» Written problem: Show all lines that include the string "segment"; copy each one.

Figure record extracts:
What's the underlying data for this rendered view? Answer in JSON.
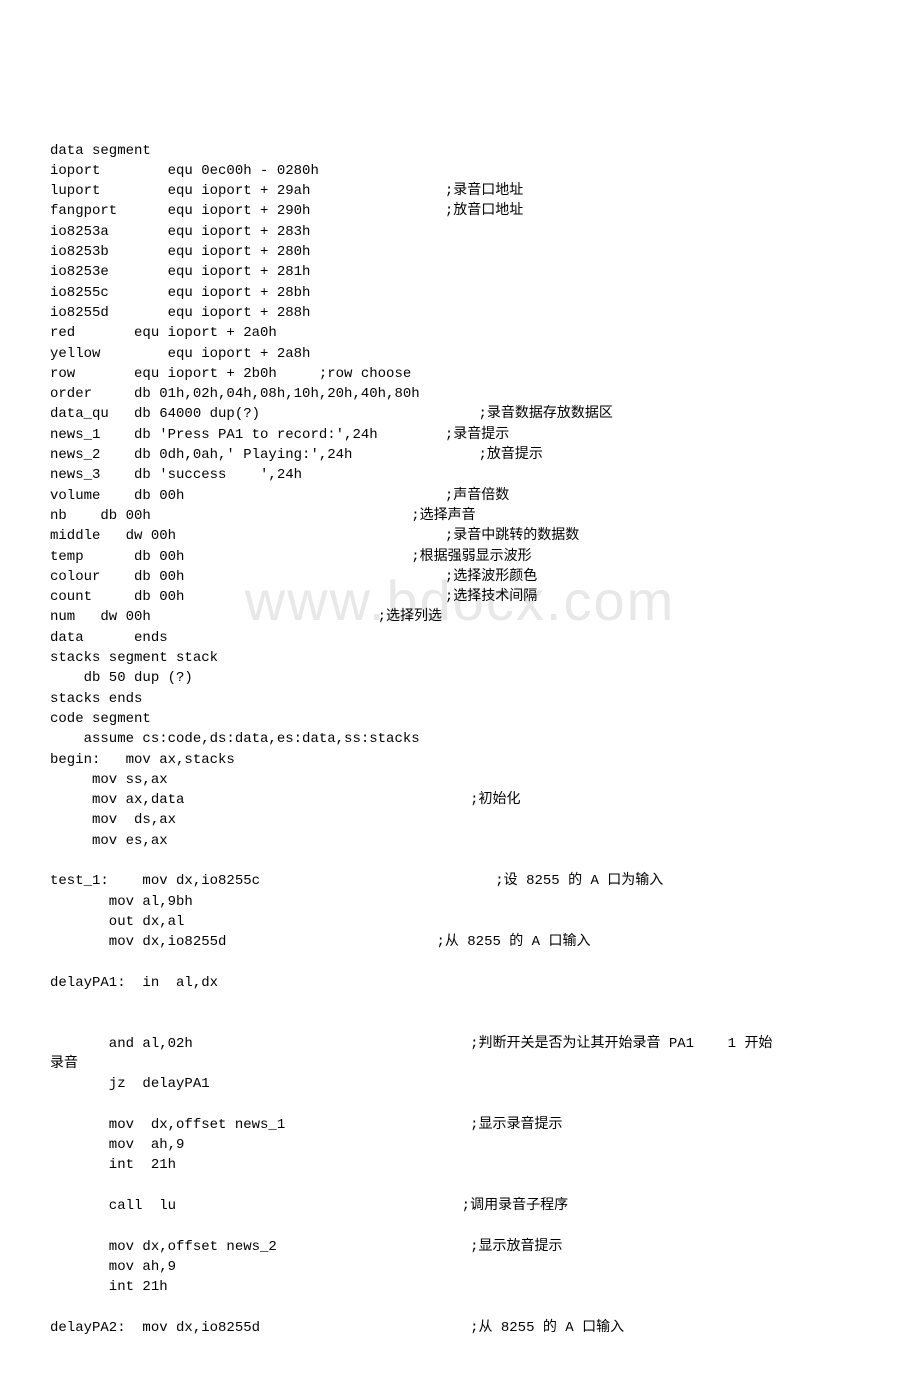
{
  "watermark": "www.bdocx.com",
  "lines": [
    "data segment",
    "ioport        equ 0ec00h - 0280h",
    "luport        equ ioport + 29ah                ;录音口地址",
    "fangport      equ ioport + 290h                ;放音口地址",
    "io8253a       equ ioport + 283h",
    "io8253b       equ ioport + 280h",
    "io8253e       equ ioport + 281h",
    "io8255c       equ ioport + 28bh",
    "io8255d       equ ioport + 288h",
    "red       equ ioport + 2a0h",
    "yellow        equ ioport + 2a8h",
    "row       equ ioport + 2b0h     ;row choose",
    "order     db 01h,02h,04h,08h,10h,20h,40h,80h",
    "data_qu   db 64000 dup(?)                          ;录音数据存放数据区",
    "news_1    db 'Press PA1 to record:',24h        ;录音提示",
    "news_2    db 0dh,0ah,' Playing:',24h               ;放音提示",
    "news_3    db 'success    ',24h",
    "volume    db 00h                               ;声音倍数",
    "nb    db 00h                               ;选择声音",
    "middle   dw 00h                                ;录音中跳转的数据数",
    "temp      db 00h                           ;根据强弱显示波形",
    "colour    db 00h                               ;选择波形颜色",
    "count     db 00h                               ;选择技术间隔",
    "num   dw 00h                           ;选择列选",
    "data      ends",
    "stacks segment stack",
    "    db 50 dup (?)",
    "stacks ends",
    "code segment",
    "    assume cs:code,ds:data,es:data,ss:stacks",
    "begin:   mov ax,stacks",
    "     mov ss,ax",
    "     mov ax,data                                  ;初始化",
    "     mov  ds,ax",
    "     mov es,ax",
    "",
    "test_1:    mov dx,io8255c                            ;设 8255 的 A 口为输入",
    "       mov al,9bh",
    "       out dx,al",
    "       mov dx,io8255d                         ;从 8255 的 A 口输入",
    "",
    "delayPA1:  in  al,dx",
    "",
    "",
    "       and al,02h                                 ;判断开关是否为让其开始录音 PA1    1 开始",
    "录音",
    "       jz  delayPA1",
    "",
    "       mov  dx,offset news_1                      ;显示录音提示",
    "       mov  ah,9",
    "       int  21h",
    "",
    "       call  lu                                  ;调用录音子程序",
    "",
    "       mov dx,offset news_2                       ;显示放音提示",
    "       mov ah,9",
    "       int 21h",
    "",
    "delayPA2:  mov dx,io8255d                         ;从 8255 的 A 口输入"
  ]
}
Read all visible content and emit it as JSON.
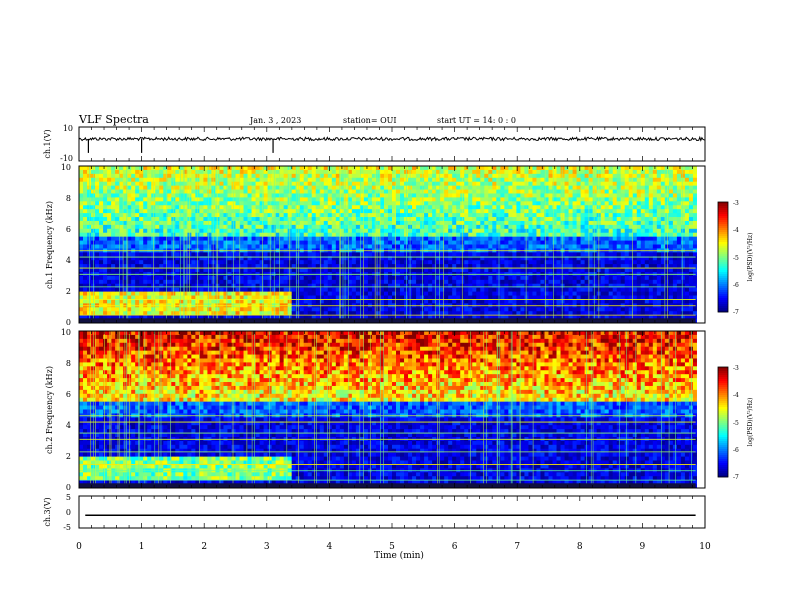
{
  "header": {
    "title": "VLF Spectra",
    "date": "Jan. 3 , 2023",
    "station": "station= OUI",
    "start": "start UT = 14: 0 : 0"
  },
  "chart_data": [
    {
      "type": "line",
      "name": "ch1-waveform",
      "ylabel": "ch.1(V)",
      "ylim": [
        -10,
        10
      ],
      "yticks": [
        "10",
        "-10"
      ],
      "xlim": [
        0,
        10
      ],
      "baseline": 3,
      "spikes_min": [
        0.15,
        1.0,
        3.1
      ]
    },
    {
      "type": "heatmap",
      "name": "ch1-spectrogram",
      "ylabel": "ch.1 Frequency (kHz)",
      "ylim": [
        0,
        10
      ],
      "yticks": [
        "0",
        "2",
        "4",
        "6",
        "8",
        "10"
      ],
      "xlim": [
        0,
        10
      ],
      "band_change_min": 3.4,
      "colorbar": {
        "label": "log(PSD)(V²/Hz)",
        "range": [
          -7,
          -3
        ],
        "ticks": [
          "-3",
          "-4",
          "-5",
          "-6",
          "-7"
        ]
      }
    },
    {
      "type": "heatmap",
      "name": "ch2-spectrogram",
      "ylabel": "ch.2 Frequency (kHz)",
      "ylim": [
        0,
        10
      ],
      "yticks": [
        "0",
        "2",
        "4",
        "6",
        "8",
        "10"
      ],
      "xlim": [
        0,
        10
      ],
      "band_change_min": 3.4,
      "colorbar": {
        "label": "log(PSD)(V²/Hz)",
        "range": [
          -7,
          -3
        ],
        "ticks": [
          "-3",
          "-4",
          "-5",
          "-6",
          "-7"
        ]
      }
    },
    {
      "type": "line",
      "name": "ch3-waveform",
      "ylabel": "ch.3(V)",
      "ylim": [
        -5,
        5
      ],
      "yticks": [
        "5",
        "0",
        "-5"
      ],
      "xlim": [
        0,
        10
      ],
      "baseline": -1
    }
  ],
  "xaxis": {
    "label": "Time (min)",
    "ticks": [
      "0",
      "1",
      "2",
      "3",
      "4",
      "5",
      "6",
      "7",
      "8",
      "9",
      "10"
    ]
  }
}
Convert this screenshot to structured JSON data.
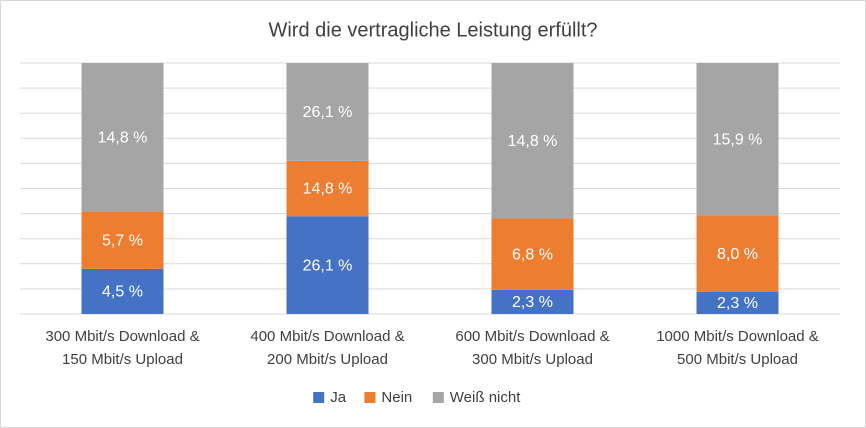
{
  "chart_data": {
    "type": "bar",
    "stacking": "percent",
    "title": "Wird die vertragliche Leistung erfüllt?",
    "categories": [
      [
        "300 Mbit/s Download &",
        "150 Mbit/s Upload"
      ],
      [
        "400 Mbit/s Download &",
        "200 Mbit/s Upload"
      ],
      [
        "600 Mbit/s Download &",
        "300 Mbit/s Upload"
      ],
      [
        "1000 Mbit/s Download &",
        "500 Mbit/s Upload"
      ]
    ],
    "series": [
      {
        "name": "Ja",
        "color": "#4472c4",
        "values": [
          4.5,
          26.1,
          2.3,
          2.3
        ],
        "value_labels": [
          "4,5 %",
          "26,1 %",
          "2,3 %",
          "2,3 %"
        ]
      },
      {
        "name": "Nein",
        "color": "#ed7d31",
        "values": [
          5.7,
          14.8,
          6.8,
          8.0
        ],
        "value_labels": [
          "5,7 %",
          "14,8 %",
          "6,8 %",
          "8,0 %"
        ]
      },
      {
        "name": "Weiß nicht",
        "color": "#a5a5a5",
        "values": [
          14.8,
          26.1,
          14.8,
          15.9
        ],
        "value_labels": [
          "14,8 %",
          "26,1 %",
          "14,8 %",
          "15,9 %"
        ]
      }
    ],
    "grid": true,
    "legend": "bottom"
  }
}
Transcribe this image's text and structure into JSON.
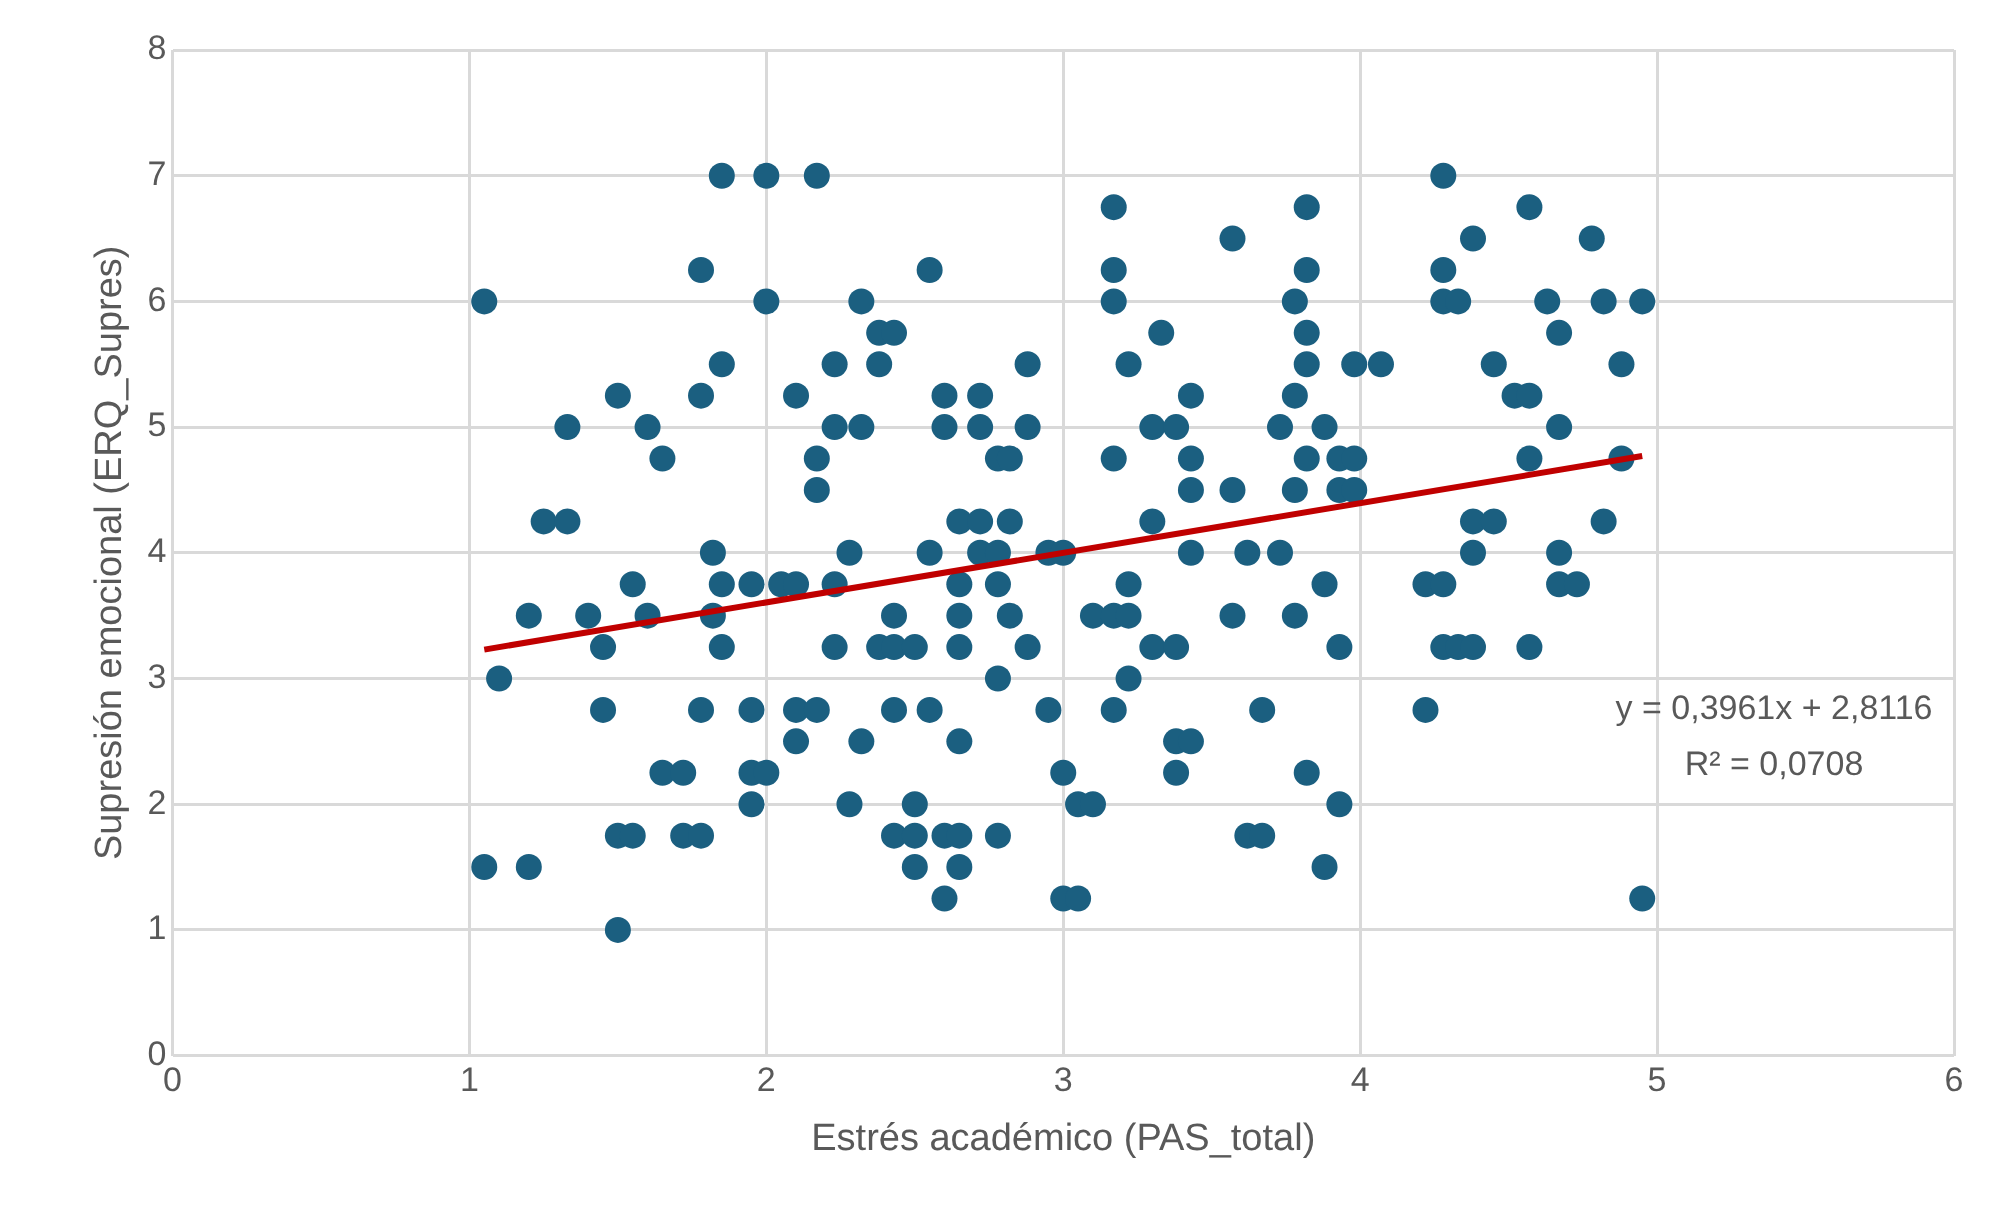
{
  "chart_data": {
    "type": "scatter",
    "xlabel": "Estrés académico (PAS_total)",
    "ylabel": "Supresión emocional (ERQ_Supres)",
    "xlim": [
      0,
      6
    ],
    "xticks": [
      0,
      1,
      2,
      3,
      4,
      5,
      6
    ],
    "ylim": [
      0,
      8
    ],
    "yticks": [
      0,
      1,
      2,
      3,
      4,
      5,
      6,
      7,
      8
    ],
    "grid": true,
    "annotations": [
      "y = 0,3961x + 2,8116",
      "R² = 0,0708"
    ],
    "series": [
      {
        "color": "#1b5f80",
        "marker": "circle",
        "x": [
          1.05,
          1.05,
          1.1,
          1.2,
          1.2,
          1.25,
          1.33,
          1.33,
          1.4,
          1.45,
          1.45,
          1.5,
          1.5,
          1.5,
          1.55,
          1.55,
          1.6,
          1.6,
          1.65,
          1.65,
          1.72,
          1.72,
          1.78,
          1.78,
          1.78,
          1.78,
          1.82,
          1.82,
          1.85,
          1.85,
          1.85,
          1.85,
          1.95,
          1.95,
          1.95,
          1.95,
          2.0,
          2.0,
          2.0,
          2.05,
          2.1,
          2.1,
          2.1,
          2.1,
          2.17,
          2.17,
          2.17,
          2.17,
          2.23,
          2.23,
          2.23,
          2.23,
          2.28,
          2.28,
          2.32,
          2.32,
          2.32,
          2.38,
          2.38,
          2.38,
          2.43,
          2.43,
          2.43,
          2.43,
          2.43,
          2.5,
          2.5,
          2.5,
          2.5,
          2.55,
          2.55,
          2.55,
          2.6,
          2.6,
          2.6,
          2.6,
          2.65,
          2.65,
          2.65,
          2.65,
          2.65,
          2.65,
          2.65,
          2.72,
          2.72,
          2.72,
          2.72,
          2.78,
          2.78,
          2.78,
          2.78,
          2.78,
          2.82,
          2.82,
          2.82,
          2.88,
          2.88,
          2.88,
          2.95,
          2.95,
          3.0,
          3.0,
          3.0,
          3.05,
          3.05,
          3.1,
          3.1,
          3.17,
          3.17,
          3.17,
          3.17,
          3.17,
          3.17,
          3.22,
          3.22,
          3.22,
          3.22,
          3.3,
          3.3,
          3.3,
          3.33,
          3.38,
          3.38,
          3.38,
          3.38,
          3.43,
          3.43,
          3.43,
          3.43,
          3.43,
          3.57,
          3.57,
          3.57,
          3.62,
          3.62,
          3.67,
          3.67,
          3.73,
          3.73,
          3.78,
          3.78,
          3.78,
          3.78,
          3.82,
          3.82,
          3.82,
          3.82,
          3.82,
          3.82,
          3.88,
          3.88,
          3.88,
          3.93,
          3.93,
          3.93,
          3.93,
          3.98,
          3.98,
          3.98,
          4.07,
          4.22,
          4.22,
          4.28,
          4.28,
          4.28,
          4.28,
          4.28,
          4.33,
          4.33,
          4.38,
          4.38,
          4.38,
          4.38,
          4.45,
          4.45,
          4.52,
          4.57,
          4.57,
          4.57,
          4.57,
          4.63,
          4.67,
          4.67,
          4.67,
          4.67,
          4.73,
          4.78,
          4.82,
          4.82,
          4.88,
          4.88,
          4.95,
          4.95
        ],
        "values": [
          6,
          1.5,
          3,
          3.5,
          1.5,
          4.25,
          4.25,
          5,
          3.5,
          3.25,
          2.75,
          5.25,
          1.75,
          1,
          3.75,
          1.75,
          5,
          3.5,
          4.75,
          2.25,
          2.25,
          1.75,
          6.25,
          5.25,
          2.75,
          1.75,
          4,
          3.5,
          7,
          5.5,
          3.75,
          3.25,
          3.75,
          2.75,
          2.25,
          2,
          7,
          6,
          2.25,
          3.75,
          5.25,
          3.75,
          2.75,
          2.5,
          7,
          4.75,
          4.5,
          2.75,
          5,
          5.5,
          3.75,
          3.25,
          4,
          2,
          6,
          5,
          2.5,
          5.75,
          5.5,
          3.25,
          5.75,
          3.25,
          3.5,
          2.75,
          1.75,
          1.75,
          1.5,
          2,
          3.25,
          6.25,
          4,
          2.75,
          5.25,
          5,
          1.25,
          1.75,
          4.25,
          3.75,
          3.5,
          3.25,
          2.5,
          1.75,
          1.5,
          5.25,
          5,
          4,
          4.25,
          4.75,
          4,
          3.75,
          3,
          1.75,
          4.75,
          4.25,
          3.5,
          5.5,
          5,
          3.25,
          4,
          2.75,
          4,
          2.25,
          1.25,
          2,
          1.25,
          3.5,
          2,
          6.75,
          6.25,
          6,
          4.75,
          3.5,
          2.75,
          5.5,
          3.75,
          3.5,
          3,
          5,
          4.25,
          3.25,
          5.75,
          5,
          3.25,
          2.5,
          2.25,
          5.25,
          4.75,
          4.5,
          4,
          2.5,
          6.5,
          4.5,
          3.5,
          4,
          1.75,
          2.75,
          1.75,
          5,
          4,
          6,
          5.25,
          4.5,
          3.5,
          6.75,
          6.25,
          5.75,
          5.5,
          4.75,
          2.25,
          5,
          3.75,
          1.5,
          4.75,
          4.5,
          3.25,
          2,
          5.5,
          4.75,
          4.5,
          5.5,
          3.75,
          2.75,
          7,
          6.25,
          6,
          3.75,
          3.25,
          6,
          3.25,
          6.5,
          4.25,
          4,
          3.25,
          5.5,
          4.25,
          5.25,
          6.75,
          5.25,
          4.75,
          3.25,
          6,
          5.75,
          5,
          4,
          3.75,
          3.75,
          6.5,
          6,
          4.25,
          5.5,
          4.75,
          6,
          1.25
        ]
      },
      {
        "type": "line",
        "color": "#c00000",
        "x": [
          1.05,
          4.95
        ],
        "values": [
          3.23,
          4.77
        ]
      }
    ]
  }
}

» Written reply:
    "data segment",
    "stacks segment stack",
    "code segment",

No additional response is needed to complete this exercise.